• _GOAL_: Say how many lines in the records include the string "package", adding no other words.

──────

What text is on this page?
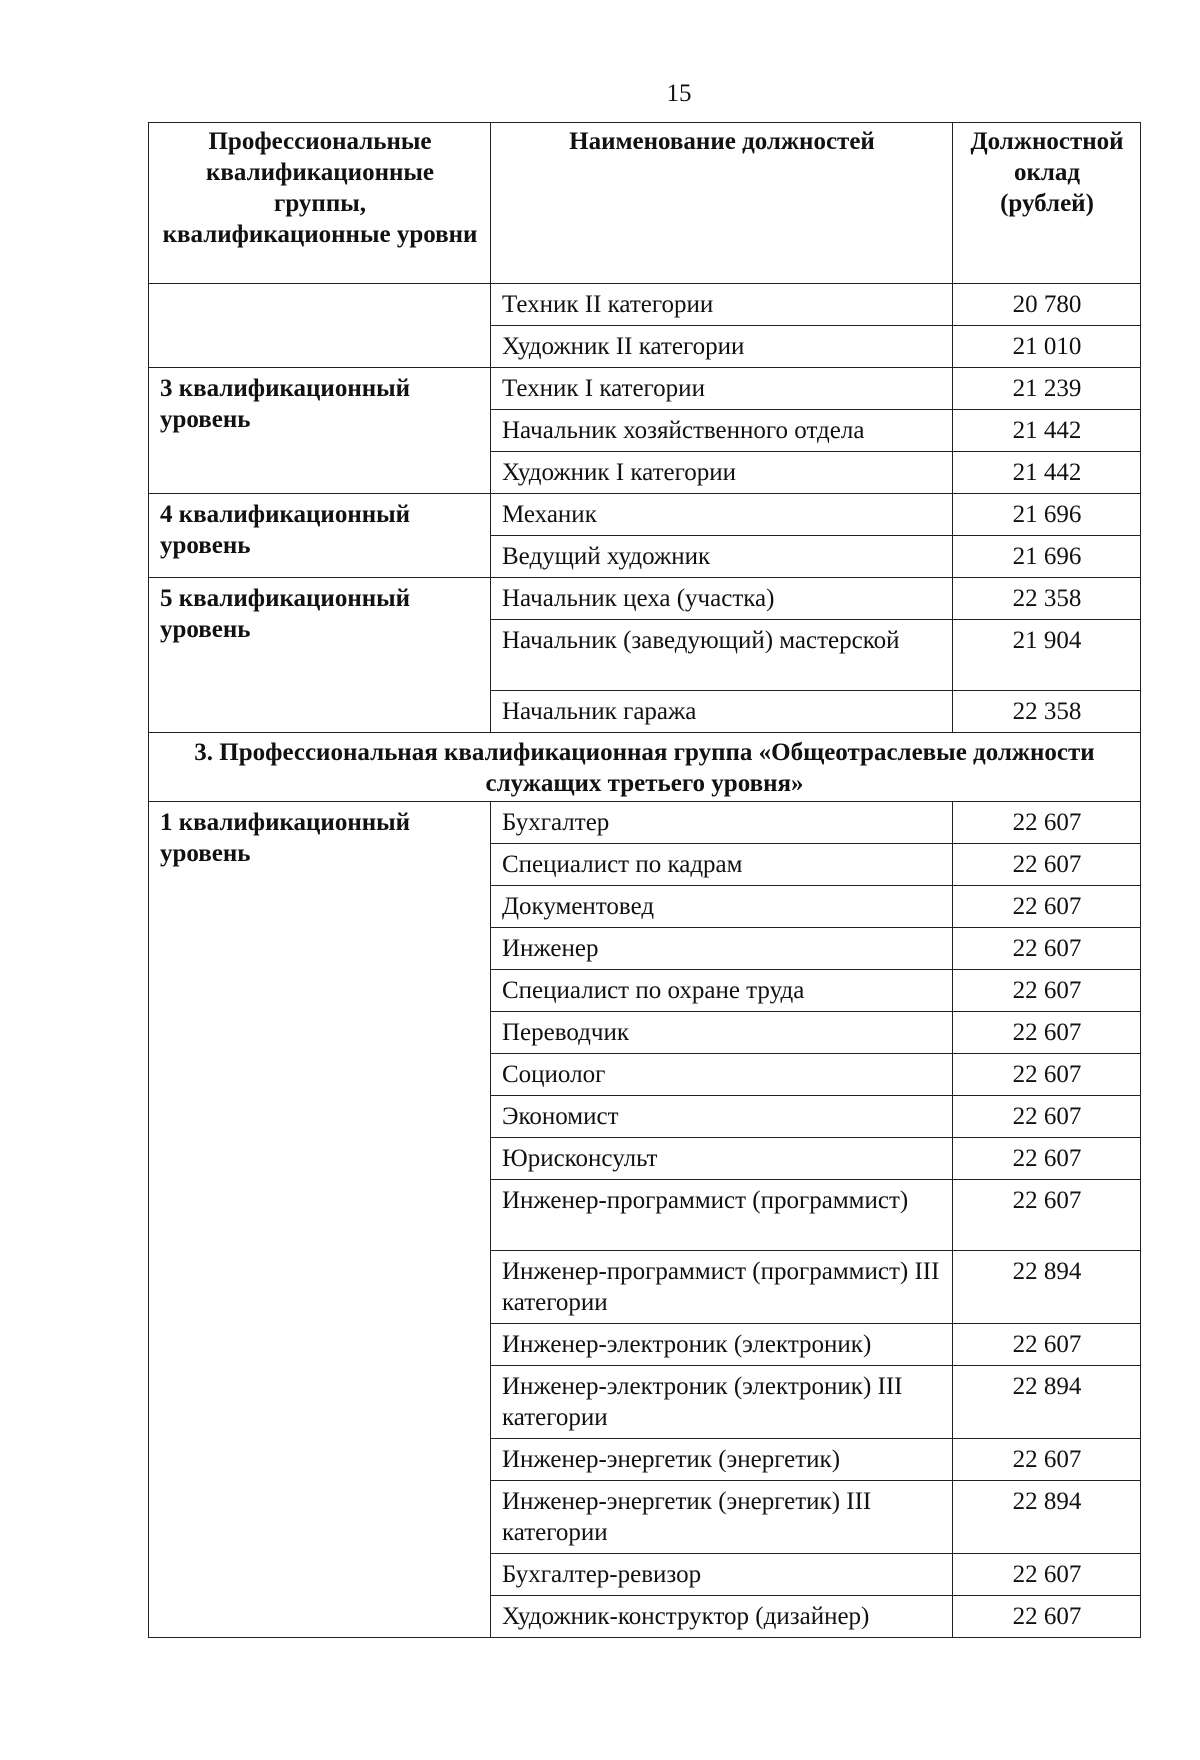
15
Профессиональные квалификационные группы, квалификационные уровни	Наименование должностей	Должностной оклад (рублей)
	Техник II категории	20 780
	Художник II категории	21 010
3 квалификационный уровень	Техник I категории	21 239
	Начальник хозяйственного отдела	21 442
	Художник I категории	21 442
4 квалификационный уровень	Механик	21 696
	Ведущий художник	21 696
5 квалификационный уровень	Начальник цеха (участка)	22 358
	Начальник (заведующий) мастерской	21 904
	Начальник гаража	22 358
3. Профессиональная квалификационная группа «Общеотраслевые должности служащих третьего уровня»		
1 квалификационный уровень	Бухгалтер	22 607
	Специалист по кадрам	22 607
	Документовед	22 607
	Инженер	22 607
	Специалист по охране труда	22 607
	Переводчик	22 607
	Социолог	22 607
	Экономист	22 607
	Юрисконсульт	22 607
	Инженер-программист (программист)	22 607
	Инженер-программист (программист) III категории	22 894
	Инженер-электроник (электроник)	22 607
	Инженер-электроник (электроник) III категории	22 894
	Инженер-энергетик (энергетик)	22 607
	Инженер-энергетик (энергетик) III категории	22 894
	Бухгалтер-ревизор	22 607
	Художник-конструктор (дизайнер)	22 607
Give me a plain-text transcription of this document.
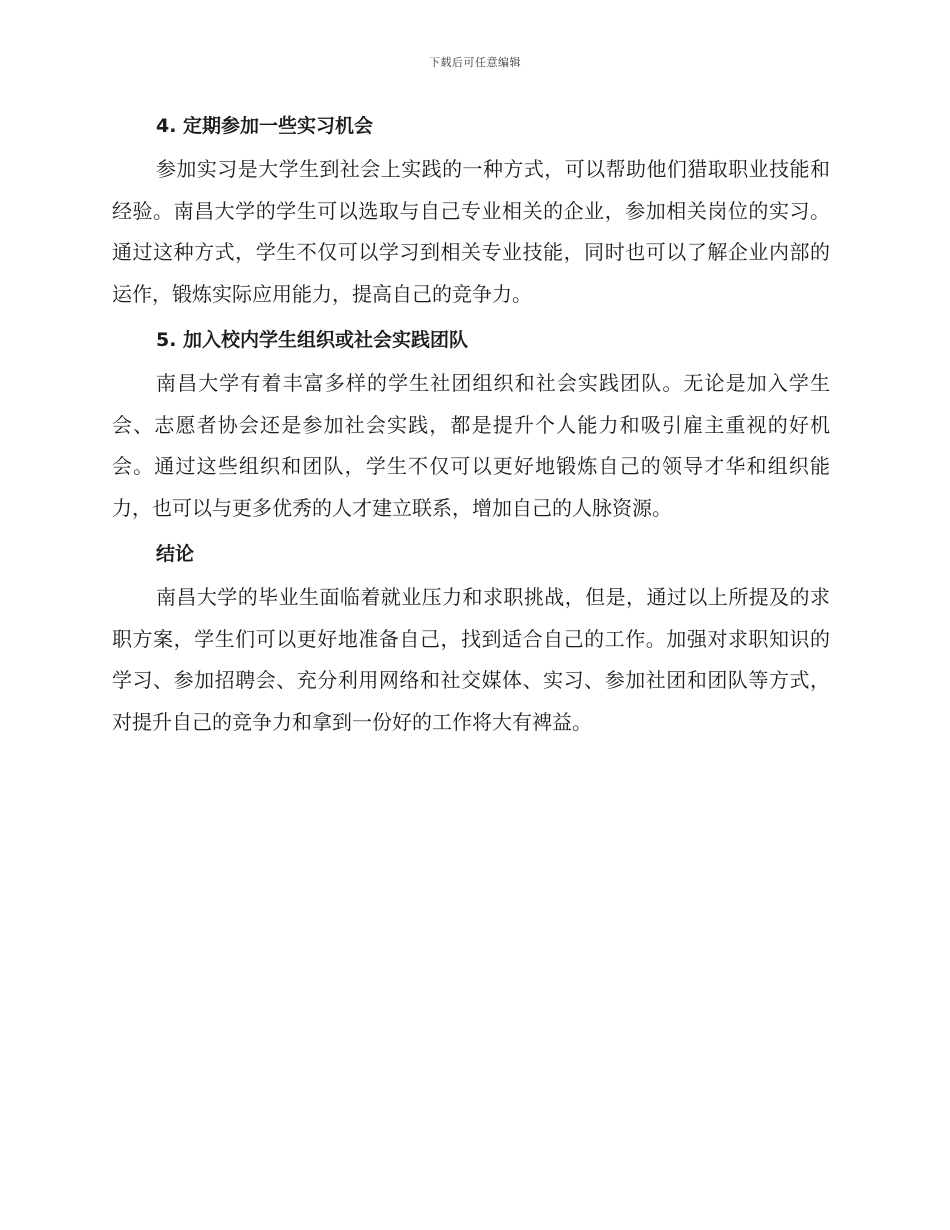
下载后可任意编辑
4. 定期参加一些实习机会

参加实习是大学生到社会上实践的一种方式，可以帮助他们猎取职业技能和经验。南昌大学的学生可以选取与自己专业相关的企业，参加相关岗位的实习。通过这种方式，学生不仅可以学习到相关专业技能，同时也可以了解企业内部的运作，锻炼实际应用能力，提高自己的竞争力。

5. 加入校内学生组织或社会实践团队

南昌大学有着丰富多样的学生社团组织和社会实践团队。无论是加入学生会、志愿者协会还是参加社会实践，都是提升个人能力和吸引雇主重视的好机会。通过这些组织和团队，学生不仅可以更好地锻炼自己的领导才华和组织能力，也可以与更多优秀的人才建立联系，增加自己的人脉资源。

结论

南昌大学的毕业生面临着就业压力和求职挑战，但是，通过以上所提及的求职方案，学生们可以更好地准备自己，找到适合自己的工作。加强对求职知识的学习、参加招聘会、充分利用网络和社交媒体、实习、参加社团和团队等方式，对提升自己的竞争力和拿到一份好的工作将大有裨益。
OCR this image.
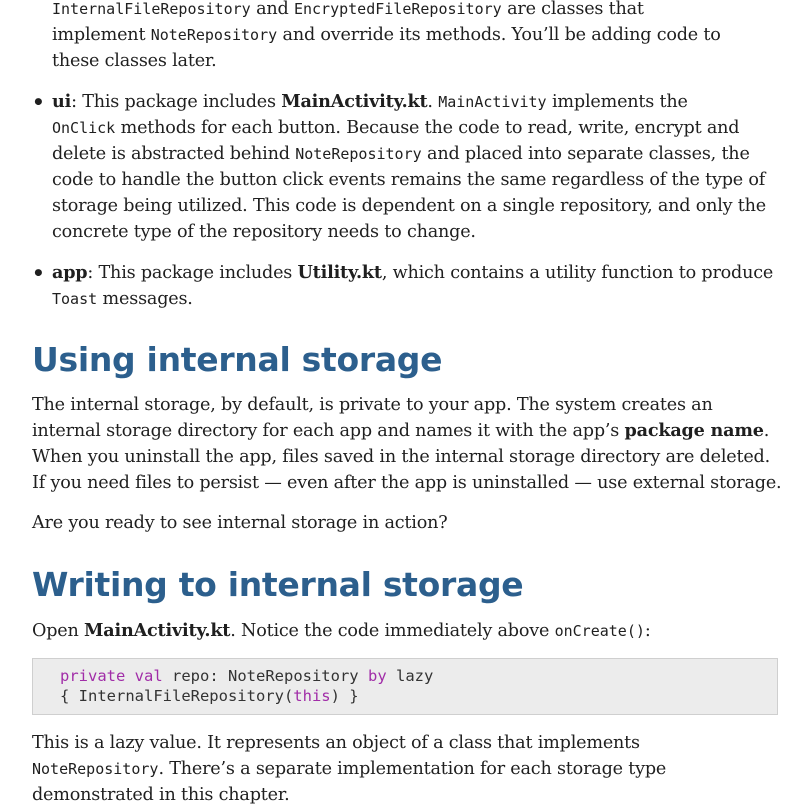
InternalFileRepository and EncryptedFileRepository are classes that
implement NoteRepository and override its methods. You’ll be adding code to
these classes later.
• ui: This package includes MainActivity.kt. MainActivity implements the
OnClick methods for each button. Because the code to read, write, encrypt and
delete is abstracted behind NoteRepository and placed into separate classes, the
code to handle the button click events remains the same regardless of the type of
storage being utilized. This code is dependent on a single repository, and only the
concrete type of the repository needs to change.
• app: This package includes Utility.kt, which contains a utility function to produce
Toast messages.
Using internal storage
The internal storage, by default, is private to your app. The system creates an
internal storage directory for each app and names it with the app’s package name.
When you uninstall the app, files saved in the internal storage directory are deleted.
If you need files to persist — even after the app is uninstalled — use external storage.
Are you ready to see internal storage in action?
Writing to internal storage
Open MainActivity.kt. Notice the code immediately above onCreate():
private val repo: NoteRepository by lazy
{ InternalFileRepository(this) }
This is a lazy value. It represents an object of a class that implements
NoteRepository. There’s a separate implementation for each storage type
demonstrated in this chapter.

──────

• _RESULT OF THIS TASK_: 3